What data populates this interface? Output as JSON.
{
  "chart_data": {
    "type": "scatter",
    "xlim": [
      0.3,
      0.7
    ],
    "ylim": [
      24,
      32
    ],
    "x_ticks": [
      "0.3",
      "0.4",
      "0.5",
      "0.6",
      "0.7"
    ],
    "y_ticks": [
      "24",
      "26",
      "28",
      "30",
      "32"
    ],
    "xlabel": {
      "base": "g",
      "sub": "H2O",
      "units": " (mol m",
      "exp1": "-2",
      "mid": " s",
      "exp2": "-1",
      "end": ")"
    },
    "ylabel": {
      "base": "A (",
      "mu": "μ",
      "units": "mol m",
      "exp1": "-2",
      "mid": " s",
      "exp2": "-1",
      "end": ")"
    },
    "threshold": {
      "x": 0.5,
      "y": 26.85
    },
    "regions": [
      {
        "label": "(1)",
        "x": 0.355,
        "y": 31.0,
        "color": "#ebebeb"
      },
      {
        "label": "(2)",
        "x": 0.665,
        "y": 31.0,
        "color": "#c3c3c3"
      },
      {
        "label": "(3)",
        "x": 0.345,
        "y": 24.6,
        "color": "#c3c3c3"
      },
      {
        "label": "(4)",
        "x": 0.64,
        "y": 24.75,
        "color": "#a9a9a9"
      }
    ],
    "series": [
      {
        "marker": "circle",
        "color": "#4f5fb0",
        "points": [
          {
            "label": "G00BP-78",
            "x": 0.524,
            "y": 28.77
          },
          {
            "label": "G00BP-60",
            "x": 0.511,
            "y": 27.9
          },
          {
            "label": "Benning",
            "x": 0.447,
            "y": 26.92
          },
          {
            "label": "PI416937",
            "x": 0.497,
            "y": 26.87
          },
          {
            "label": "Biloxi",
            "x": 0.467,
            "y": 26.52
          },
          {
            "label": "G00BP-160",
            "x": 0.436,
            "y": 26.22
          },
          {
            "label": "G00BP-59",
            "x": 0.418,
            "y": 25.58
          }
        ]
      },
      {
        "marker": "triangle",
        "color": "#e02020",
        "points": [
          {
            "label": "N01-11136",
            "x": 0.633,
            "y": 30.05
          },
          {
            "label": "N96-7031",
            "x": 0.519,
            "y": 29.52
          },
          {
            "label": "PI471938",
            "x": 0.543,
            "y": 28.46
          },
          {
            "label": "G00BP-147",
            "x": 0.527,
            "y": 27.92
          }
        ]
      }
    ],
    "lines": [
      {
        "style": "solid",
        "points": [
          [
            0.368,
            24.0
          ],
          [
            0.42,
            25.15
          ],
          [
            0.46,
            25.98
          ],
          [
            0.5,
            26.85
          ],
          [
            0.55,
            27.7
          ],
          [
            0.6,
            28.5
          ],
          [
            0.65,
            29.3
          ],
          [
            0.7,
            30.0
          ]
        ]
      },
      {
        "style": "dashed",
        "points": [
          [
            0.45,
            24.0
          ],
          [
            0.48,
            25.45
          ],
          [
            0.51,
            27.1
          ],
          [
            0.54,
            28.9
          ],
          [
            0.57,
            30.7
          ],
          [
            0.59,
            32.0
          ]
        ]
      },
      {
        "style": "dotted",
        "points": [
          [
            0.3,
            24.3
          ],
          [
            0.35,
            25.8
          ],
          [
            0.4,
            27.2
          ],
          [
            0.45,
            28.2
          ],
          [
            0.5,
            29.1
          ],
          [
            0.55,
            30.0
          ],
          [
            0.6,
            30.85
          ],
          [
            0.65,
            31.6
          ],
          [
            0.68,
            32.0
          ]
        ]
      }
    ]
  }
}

## Stated exercise
Each line of the material must be restated exactly.

## Exercise output
What data populates this interface? Output as JSON.
{
  "chart_data": {
    "type": "scatter",
    "xlim": [
      0.3,
      0.7
    ],
    "ylim": [
      24,
      32
    ],
    "x_ticks": [
      "0.3",
      "0.4",
      "0.5",
      "0.6",
      "0.7"
    ],
    "y_ticks": [
      "24",
      "26",
      "28",
      "30",
      "32"
    ],
    "xlabel": {
      "base": "g",
      "sub": "H2O",
      "units": " (mol m",
      "exp1": "-2",
      "mid": " s",
      "exp2": "-1",
      "end": ")"
    },
    "ylabel": {
      "base": "A (",
      "mu": "μ",
      "units": "mol m",
      "exp1": "-2",
      "mid": " s",
      "exp2": "-1",
      "end": ")"
    },
    "threshold": {
      "x": 0.5,
      "y": 26.85
    },
    "regions": [
      {
        "label": "(1)",
        "x": 0.355,
        "y": 31.0,
        "color": "#ebebeb"
      },
      {
        "label": "(2)",
        "x": 0.665,
        "y": 31.0,
        "color": "#c3c3c3"
      },
      {
        "label": "(3)",
        "x": 0.345,
        "y": 24.6,
        "color": "#c3c3c3"
      },
      {
        "label": "(4)",
        "x": 0.64,
        "y": 24.75,
        "color": "#a9a9a9"
      }
    ],
    "series": [
      {
        "marker": "circle",
        "color": "#4f5fb0",
        "points": [
          {
            "label": "G00BP-78",
            "x": 0.524,
            "y": 28.77
          },
          {
            "label": "G00BP-60",
            "x": 0.511,
            "y": 27.9
          },
          {
            "label": "Benning",
            "x": 0.447,
            "y": 26.92
          },
          {
            "label": "PI416937",
            "x": 0.497,
            "y": 26.87
          },
          {
            "label": "Biloxi",
            "x": 0.467,
            "y": 26.52
          },
          {
            "label": "G00BP-160",
            "x": 0.436,
            "y": 26.22
          },
          {
            "label": "G00BP-59",
            "x": 0.418,
            "y": 25.58
          }
        ]
      },
      {
        "marker": "triangle",
        "color": "#e02020",
        "points": [
          {
            "label": "N01-11136",
            "x": 0.633,
            "y": 30.05
          },
          {
            "label": "N96-7031",
            "x": 0.519,
            "y": 29.52
          },
          {
            "label": "PI471938",
            "x": 0.543,
            "y": 28.46
          },
          {
            "label": "G00BP-147",
            "x": 0.527,
            "y": 27.92
          }
        ]
      }
    ],
    "lines": [
      {
        "style": "solid",
        "points": [
          [
            0.368,
            24.0
          ],
          [
            0.42,
            25.15
          ],
          [
            0.46,
            25.98
          ],
          [
            0.5,
            26.85
          ],
          [
            0.55,
            27.7
          ],
          [
            0.6,
            28.5
          ],
          [
            0.65,
            29.3
          ],
          [
            0.7,
            30.0
          ]
        ]
      },
      {
        "style": "dashed",
        "points": [
          [
            0.45,
            24.0
          ],
          [
            0.48,
            25.45
          ],
          [
            0.51,
            27.1
          ],
          [
            0.54,
            28.9
          ],
          [
            0.57,
            30.7
          ],
          [
            0.59,
            32.0
          ]
        ]
      },
      {
        "style": "dotted",
        "points": [
          [
            0.3,
            24.3
          ],
          [
            0.35,
            25.8
          ],
          [
            0.4,
            27.2
          ],
          [
            0.45,
            28.2
          ],
          [
            0.5,
            29.1
          ],
          [
            0.55,
            30.0
          ],
          [
            0.6,
            30.85
          ],
          [
            0.65,
            31.6
          ],
          [
            0.68,
            32.0
          ]
        ]
      }
    ]
  }
}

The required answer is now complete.